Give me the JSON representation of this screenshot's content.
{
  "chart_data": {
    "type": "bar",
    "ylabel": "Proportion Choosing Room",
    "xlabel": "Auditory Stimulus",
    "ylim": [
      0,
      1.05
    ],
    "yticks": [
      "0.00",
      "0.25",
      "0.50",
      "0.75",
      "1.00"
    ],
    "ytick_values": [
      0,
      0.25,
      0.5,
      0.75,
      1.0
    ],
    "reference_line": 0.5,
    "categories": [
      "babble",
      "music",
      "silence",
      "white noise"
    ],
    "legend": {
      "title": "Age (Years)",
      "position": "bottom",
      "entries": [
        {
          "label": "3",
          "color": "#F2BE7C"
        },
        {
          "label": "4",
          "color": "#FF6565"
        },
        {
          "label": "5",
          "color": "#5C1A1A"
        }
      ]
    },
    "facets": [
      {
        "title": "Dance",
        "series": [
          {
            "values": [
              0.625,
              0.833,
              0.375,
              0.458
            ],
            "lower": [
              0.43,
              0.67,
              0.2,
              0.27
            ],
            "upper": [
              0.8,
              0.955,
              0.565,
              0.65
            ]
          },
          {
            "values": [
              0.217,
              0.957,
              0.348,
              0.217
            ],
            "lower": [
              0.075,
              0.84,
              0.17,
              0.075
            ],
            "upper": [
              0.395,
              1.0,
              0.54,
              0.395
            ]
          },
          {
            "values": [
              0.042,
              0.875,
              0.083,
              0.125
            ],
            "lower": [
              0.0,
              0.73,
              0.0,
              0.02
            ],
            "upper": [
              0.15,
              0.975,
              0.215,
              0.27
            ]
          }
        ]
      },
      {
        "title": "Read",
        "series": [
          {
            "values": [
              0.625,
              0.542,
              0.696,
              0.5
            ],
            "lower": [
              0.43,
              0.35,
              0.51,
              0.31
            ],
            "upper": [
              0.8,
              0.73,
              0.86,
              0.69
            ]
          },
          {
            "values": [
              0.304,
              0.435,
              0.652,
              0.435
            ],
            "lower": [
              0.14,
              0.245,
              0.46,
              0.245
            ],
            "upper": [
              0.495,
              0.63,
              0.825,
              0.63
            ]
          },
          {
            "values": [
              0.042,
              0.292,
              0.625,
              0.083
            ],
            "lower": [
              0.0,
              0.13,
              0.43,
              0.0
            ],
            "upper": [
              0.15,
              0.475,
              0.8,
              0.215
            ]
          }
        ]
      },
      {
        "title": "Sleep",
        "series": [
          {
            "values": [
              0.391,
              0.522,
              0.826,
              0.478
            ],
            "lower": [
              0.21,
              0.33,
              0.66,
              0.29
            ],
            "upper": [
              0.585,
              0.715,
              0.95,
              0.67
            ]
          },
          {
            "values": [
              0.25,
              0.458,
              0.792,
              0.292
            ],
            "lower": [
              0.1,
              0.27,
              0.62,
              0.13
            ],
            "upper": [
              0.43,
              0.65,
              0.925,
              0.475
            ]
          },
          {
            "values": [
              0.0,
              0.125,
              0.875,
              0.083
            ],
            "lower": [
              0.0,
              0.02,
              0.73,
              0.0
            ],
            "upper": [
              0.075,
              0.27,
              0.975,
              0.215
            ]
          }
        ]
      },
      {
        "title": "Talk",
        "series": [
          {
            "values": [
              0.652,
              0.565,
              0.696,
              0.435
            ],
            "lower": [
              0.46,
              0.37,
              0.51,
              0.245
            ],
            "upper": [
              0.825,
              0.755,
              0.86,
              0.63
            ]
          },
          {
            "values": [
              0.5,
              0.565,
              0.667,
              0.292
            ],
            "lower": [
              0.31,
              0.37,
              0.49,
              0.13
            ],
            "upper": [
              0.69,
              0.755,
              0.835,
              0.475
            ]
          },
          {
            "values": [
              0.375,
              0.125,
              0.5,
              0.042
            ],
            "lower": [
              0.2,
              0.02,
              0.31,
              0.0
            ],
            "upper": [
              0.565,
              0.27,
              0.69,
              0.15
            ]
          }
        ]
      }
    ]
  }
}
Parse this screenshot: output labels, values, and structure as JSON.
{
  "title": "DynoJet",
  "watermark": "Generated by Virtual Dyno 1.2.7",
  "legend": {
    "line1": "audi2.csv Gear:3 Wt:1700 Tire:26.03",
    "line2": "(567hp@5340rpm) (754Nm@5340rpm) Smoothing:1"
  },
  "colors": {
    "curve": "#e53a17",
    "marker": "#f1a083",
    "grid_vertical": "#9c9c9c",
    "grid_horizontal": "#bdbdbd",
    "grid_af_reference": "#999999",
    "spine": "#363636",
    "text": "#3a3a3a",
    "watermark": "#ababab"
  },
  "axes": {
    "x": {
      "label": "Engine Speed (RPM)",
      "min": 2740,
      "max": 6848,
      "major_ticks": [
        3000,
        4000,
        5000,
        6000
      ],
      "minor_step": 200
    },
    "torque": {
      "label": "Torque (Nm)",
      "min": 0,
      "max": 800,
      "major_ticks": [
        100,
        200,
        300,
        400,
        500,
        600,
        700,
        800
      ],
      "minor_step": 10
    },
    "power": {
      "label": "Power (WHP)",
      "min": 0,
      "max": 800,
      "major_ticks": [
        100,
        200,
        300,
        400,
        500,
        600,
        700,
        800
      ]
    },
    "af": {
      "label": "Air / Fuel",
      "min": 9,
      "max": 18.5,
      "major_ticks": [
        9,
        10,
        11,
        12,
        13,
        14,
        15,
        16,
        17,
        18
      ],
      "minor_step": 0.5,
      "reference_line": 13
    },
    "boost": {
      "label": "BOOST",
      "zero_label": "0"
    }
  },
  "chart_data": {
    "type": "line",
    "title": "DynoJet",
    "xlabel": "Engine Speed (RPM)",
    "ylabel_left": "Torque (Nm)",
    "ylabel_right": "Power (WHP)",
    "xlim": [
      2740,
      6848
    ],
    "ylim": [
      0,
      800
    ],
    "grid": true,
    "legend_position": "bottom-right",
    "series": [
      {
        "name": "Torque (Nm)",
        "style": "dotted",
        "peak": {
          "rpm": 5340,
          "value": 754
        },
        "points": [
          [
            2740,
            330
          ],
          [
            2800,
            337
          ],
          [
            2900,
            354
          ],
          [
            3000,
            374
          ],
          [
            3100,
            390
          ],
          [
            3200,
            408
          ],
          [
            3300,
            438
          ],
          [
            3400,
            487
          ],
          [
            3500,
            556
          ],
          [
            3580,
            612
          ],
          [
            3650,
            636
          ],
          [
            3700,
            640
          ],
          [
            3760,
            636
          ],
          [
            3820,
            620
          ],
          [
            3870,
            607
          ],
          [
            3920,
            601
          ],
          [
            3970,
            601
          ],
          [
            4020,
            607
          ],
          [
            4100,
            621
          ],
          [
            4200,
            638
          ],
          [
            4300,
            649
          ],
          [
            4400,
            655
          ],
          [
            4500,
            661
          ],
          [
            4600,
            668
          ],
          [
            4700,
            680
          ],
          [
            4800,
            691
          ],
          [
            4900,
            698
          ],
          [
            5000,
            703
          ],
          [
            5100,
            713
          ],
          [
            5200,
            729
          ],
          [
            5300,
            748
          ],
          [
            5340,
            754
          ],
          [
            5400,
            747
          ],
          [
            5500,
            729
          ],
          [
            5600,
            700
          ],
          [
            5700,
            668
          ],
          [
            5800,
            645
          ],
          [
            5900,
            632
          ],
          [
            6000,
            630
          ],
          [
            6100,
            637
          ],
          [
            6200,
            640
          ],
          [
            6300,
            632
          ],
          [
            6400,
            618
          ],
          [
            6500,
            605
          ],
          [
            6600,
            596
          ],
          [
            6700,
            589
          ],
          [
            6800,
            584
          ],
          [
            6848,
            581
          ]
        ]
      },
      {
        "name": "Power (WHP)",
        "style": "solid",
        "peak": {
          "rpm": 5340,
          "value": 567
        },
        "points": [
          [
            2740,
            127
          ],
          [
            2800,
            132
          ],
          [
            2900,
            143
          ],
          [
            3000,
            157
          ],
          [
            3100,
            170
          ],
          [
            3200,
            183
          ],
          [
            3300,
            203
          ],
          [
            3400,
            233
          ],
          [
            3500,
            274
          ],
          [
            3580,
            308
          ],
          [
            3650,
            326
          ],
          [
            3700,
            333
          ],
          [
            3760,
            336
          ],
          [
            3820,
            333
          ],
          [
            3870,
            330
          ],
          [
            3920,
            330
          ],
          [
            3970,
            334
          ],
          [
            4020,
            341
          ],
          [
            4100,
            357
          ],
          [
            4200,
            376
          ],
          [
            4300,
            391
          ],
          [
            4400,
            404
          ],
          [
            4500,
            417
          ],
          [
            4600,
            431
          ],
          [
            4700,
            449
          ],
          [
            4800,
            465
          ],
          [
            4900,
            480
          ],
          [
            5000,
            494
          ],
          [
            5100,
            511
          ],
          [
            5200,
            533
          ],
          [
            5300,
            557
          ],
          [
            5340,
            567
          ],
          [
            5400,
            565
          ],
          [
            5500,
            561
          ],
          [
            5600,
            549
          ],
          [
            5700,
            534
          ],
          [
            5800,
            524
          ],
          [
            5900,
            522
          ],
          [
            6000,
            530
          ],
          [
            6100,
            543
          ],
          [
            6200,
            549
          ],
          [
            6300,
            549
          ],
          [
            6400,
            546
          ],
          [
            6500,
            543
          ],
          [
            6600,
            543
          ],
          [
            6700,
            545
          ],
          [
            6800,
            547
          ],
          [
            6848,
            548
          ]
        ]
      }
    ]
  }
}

★ ★ ★

Problem to solve: For the listing above, identify each line bearing "watermark".

Task solution:
  "watermark": "Generated by Virtual Dyno 1.2.7",
    "watermark": "#ababab"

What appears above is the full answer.